DO THIS → Gather the lines from the material that contain "screenshot".

— BEGIN DATASET ROWS —

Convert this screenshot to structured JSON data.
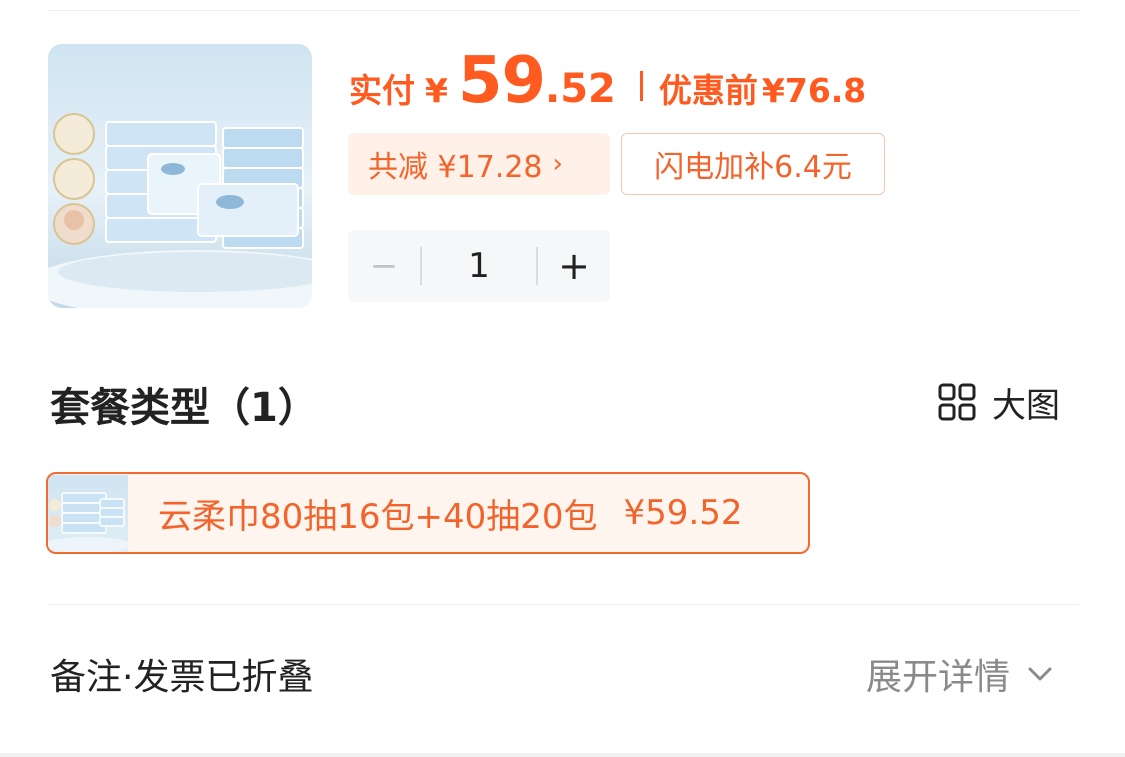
{
  "product": {
    "image_icon": "tissue-pack-product-image"
  },
  "price": {
    "paid_label": "实付",
    "currency": "¥",
    "integer": "59",
    "decimal": ".52",
    "original_label": "优惠前",
    "original_price": "¥76.8"
  },
  "discounts": {
    "reduce_text": "共减 ¥17.28",
    "reduce_arrow": "›",
    "flash_subsidy": "闪电加补6.4元"
  },
  "quantity": {
    "minus": "−",
    "value": "1",
    "plus": "+"
  },
  "package": {
    "title": "套餐类型（1）",
    "big_view_label": "大图",
    "options": [
      {
        "label": "云柔巾80抽16包+40抽20包",
        "price": "¥59.52",
        "selected": true
      }
    ]
  },
  "notes": {
    "label": "备注·发票已折叠",
    "expand_label": "展开详情"
  },
  "colors": {
    "accent": "#ff5a1f",
    "chip_bg": "#fff0e8",
    "stepper_bg": "#f5f7f9"
  }
}
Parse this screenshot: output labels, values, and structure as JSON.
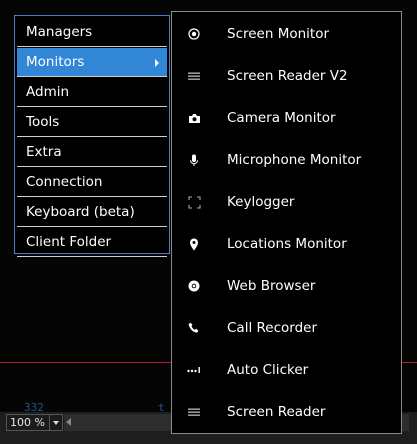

— END DATASET ROWS —

TASK SOLUTION →
Convert this screenshot to structured JSON data.
Parse this screenshot: output labels, values, and structure as JSON.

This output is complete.